::: SELECTED EXCERPT :::

The Milosavljevic lab worked with other members of the ERCC to analyze human exRNAs from 19 studies. They soon realized that the system was significantly more complex than initially assumed. Due to that unanticipated complexity, existing laboratory methods failed to reproducibly isolate exRNAs and their carriers. To help create the first map of this complex system of communication, Milosavljevic and his colleagues used computational tools to deconvolute the complex experimental data. Deconvolution refers to a mathematical method and a computational algorithm that separates complex information into components that are easier to interpret.

“Using computational deconvolution, we discovered six major types of exRNA cargo and their carriers that can be detected in bodily fluids, including serum, plasma, cerebrospinal fluid, saliva, and urine,” said co-first author Oscar D. Murillo, a graduate student in Baylor’s Molecular and Human Genetics Graduate Program working in the Milosavljevic lab. “The carriers act like molecular vessels moving their RNA cargo throughout the body. They include lipoproteins – one of the major carriers is High-Density Lipoprotein (HDL or the “good cholesterol”) – a variety of small protein-containing particles, and small vesicles, all of which can be taken up by cells.”

The researchers found that the computational method helps reveal biological signals that could not previously be detected in individual studies due to the naturally complex variation in the biological system. For example, in an exercise challenge study their computational approach revealed differences before and after exercise in the proportions of the exRNA cargo in HDL particles and vesicles in human plasma.

::: EXTRACTED INFORMATION :::

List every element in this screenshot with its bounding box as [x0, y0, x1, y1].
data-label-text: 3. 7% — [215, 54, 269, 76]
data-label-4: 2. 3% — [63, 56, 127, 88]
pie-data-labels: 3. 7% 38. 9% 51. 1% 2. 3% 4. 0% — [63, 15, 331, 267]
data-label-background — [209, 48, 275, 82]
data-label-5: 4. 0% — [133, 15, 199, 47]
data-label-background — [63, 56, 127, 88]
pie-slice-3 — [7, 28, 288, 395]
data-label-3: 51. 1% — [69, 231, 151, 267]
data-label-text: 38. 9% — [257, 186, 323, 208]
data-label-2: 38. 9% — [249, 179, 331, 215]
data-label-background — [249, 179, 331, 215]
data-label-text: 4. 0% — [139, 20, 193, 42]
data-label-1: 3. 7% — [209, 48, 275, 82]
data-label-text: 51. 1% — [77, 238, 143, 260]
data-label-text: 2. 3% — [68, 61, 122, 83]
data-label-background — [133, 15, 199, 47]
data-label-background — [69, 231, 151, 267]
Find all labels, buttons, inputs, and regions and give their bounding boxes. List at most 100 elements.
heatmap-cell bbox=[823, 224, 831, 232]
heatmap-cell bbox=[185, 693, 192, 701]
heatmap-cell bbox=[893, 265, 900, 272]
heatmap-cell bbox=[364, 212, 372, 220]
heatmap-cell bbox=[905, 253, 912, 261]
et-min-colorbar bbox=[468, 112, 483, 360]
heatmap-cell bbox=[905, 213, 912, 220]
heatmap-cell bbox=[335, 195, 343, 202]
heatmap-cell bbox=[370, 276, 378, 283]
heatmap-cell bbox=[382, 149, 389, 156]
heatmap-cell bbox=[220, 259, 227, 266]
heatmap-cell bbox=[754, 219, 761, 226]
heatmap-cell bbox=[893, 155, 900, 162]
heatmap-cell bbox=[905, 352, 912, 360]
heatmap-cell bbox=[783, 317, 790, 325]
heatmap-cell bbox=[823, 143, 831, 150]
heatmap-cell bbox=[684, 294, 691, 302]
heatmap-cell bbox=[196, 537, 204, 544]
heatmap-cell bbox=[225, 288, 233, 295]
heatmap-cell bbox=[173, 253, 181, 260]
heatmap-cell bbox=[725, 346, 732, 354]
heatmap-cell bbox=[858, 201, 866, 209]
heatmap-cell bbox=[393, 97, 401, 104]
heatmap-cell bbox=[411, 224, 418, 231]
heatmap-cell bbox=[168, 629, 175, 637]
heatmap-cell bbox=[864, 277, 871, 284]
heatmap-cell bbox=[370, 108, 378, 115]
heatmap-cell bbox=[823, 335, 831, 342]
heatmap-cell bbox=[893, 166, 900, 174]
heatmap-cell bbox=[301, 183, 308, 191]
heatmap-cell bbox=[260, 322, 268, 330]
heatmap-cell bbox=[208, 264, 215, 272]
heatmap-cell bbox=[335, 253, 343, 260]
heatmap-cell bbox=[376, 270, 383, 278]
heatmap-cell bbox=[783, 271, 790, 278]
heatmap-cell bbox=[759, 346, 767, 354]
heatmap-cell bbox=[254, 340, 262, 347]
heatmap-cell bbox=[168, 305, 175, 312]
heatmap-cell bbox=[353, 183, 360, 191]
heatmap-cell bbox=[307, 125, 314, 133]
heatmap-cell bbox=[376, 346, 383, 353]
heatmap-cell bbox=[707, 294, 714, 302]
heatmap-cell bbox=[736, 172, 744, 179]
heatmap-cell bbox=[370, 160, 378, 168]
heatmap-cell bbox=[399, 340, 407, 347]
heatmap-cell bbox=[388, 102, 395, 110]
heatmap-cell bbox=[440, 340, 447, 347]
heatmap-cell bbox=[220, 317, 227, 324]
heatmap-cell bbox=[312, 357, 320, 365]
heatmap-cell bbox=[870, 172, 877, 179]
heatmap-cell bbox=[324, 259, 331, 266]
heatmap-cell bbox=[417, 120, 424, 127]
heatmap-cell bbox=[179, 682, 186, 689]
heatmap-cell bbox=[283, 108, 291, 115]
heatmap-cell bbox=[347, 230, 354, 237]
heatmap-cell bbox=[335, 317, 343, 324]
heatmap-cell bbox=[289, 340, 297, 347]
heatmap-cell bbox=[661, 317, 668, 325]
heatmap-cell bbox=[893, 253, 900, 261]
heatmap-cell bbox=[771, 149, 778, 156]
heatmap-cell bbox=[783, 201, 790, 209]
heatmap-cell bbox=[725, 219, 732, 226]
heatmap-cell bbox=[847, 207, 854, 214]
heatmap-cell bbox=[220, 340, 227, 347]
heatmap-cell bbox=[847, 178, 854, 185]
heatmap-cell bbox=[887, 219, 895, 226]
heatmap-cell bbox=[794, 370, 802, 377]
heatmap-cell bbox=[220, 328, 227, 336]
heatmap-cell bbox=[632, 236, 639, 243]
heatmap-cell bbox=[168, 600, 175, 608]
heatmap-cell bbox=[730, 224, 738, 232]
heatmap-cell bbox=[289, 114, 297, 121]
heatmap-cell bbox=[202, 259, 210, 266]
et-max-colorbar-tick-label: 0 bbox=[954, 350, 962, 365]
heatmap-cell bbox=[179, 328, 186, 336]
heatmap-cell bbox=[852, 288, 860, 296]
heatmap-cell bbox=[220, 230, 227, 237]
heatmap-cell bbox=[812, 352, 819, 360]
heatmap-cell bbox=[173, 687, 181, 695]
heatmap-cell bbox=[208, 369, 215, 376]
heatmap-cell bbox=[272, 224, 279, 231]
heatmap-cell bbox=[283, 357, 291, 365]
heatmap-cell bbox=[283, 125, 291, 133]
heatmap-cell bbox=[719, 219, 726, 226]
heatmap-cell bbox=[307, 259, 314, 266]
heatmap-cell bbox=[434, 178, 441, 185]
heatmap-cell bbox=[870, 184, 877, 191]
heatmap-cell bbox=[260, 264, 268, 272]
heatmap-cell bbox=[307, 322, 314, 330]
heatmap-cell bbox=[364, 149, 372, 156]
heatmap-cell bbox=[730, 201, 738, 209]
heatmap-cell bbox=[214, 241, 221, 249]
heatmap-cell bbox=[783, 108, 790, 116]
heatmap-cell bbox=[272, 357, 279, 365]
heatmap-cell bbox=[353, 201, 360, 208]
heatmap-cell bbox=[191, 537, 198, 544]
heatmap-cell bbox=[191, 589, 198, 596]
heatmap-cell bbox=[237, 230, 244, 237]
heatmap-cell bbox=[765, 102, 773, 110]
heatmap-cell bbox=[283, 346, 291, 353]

:::

[TASK SET]
1. In the exRNA text, how many major types of exRNA cargo and carriers did computational deconvolution uncover?
2. From the exRNA text, reproduce word for word the stretch from "The Milosavljevic lab worked" through "easier to interpret.".

[PER-TASK ANSWERS]
1. Six major types.

2.
The Milosavljevic lab worked with other members of the ERCC to analyze human exRNAs from 19 studies. They soon realized that the system was significantly more complex than initially assumed. Due to that unanticipated complexity, existing laboratory methods failed to reproducibly isolate exRNAs and their carriers. To help create the first map of this complex system of communication, Milosavljevic and his colleagues used computational tools to deconvolute the complex experimental data. Deconvolution refers to a mathematical method and a computational algorithm that separates complex information into components that are easier to interpret.